Lines of data
=-=-=-=-=

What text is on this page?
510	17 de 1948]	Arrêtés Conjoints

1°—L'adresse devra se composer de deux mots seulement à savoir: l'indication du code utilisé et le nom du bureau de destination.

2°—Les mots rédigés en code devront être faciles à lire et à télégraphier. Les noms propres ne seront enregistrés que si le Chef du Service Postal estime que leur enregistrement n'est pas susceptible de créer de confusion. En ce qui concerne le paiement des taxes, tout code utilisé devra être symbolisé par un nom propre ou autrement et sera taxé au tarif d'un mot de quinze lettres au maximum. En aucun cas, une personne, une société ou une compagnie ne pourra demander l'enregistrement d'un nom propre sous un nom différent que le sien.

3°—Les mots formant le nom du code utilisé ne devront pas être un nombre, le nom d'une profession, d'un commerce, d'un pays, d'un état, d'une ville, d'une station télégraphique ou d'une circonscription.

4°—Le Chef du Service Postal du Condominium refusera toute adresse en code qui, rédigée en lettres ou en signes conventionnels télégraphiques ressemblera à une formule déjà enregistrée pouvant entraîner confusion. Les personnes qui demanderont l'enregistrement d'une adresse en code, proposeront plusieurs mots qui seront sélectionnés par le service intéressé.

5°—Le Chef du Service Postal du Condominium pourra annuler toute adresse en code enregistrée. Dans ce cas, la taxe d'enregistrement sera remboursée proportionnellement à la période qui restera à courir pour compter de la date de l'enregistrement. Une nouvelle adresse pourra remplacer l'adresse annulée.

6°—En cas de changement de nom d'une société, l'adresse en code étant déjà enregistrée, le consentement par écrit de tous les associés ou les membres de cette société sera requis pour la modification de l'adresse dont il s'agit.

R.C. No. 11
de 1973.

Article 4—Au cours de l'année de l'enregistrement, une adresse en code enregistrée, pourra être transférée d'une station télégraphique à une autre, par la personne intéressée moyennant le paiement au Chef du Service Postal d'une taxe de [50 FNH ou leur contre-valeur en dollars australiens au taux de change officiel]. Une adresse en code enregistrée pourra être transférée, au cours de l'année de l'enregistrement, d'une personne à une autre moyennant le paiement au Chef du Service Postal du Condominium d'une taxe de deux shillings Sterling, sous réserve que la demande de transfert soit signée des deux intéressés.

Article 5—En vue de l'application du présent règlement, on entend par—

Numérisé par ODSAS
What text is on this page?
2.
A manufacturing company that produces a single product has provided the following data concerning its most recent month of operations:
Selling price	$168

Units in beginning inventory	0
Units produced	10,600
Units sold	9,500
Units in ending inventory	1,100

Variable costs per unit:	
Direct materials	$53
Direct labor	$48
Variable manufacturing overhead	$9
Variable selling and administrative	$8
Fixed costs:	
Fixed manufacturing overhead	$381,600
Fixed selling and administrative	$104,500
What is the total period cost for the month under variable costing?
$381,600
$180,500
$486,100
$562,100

=-=-=-=-=

▸ TO BE DONE: Only lines with the word "month" are wanted, so copy each one from the records.

▸ THE RESULT:
A manufacturing company that produces a single product has provided the following data concerning its most recent month of operations:
What is the total period cost for the month under variable costing?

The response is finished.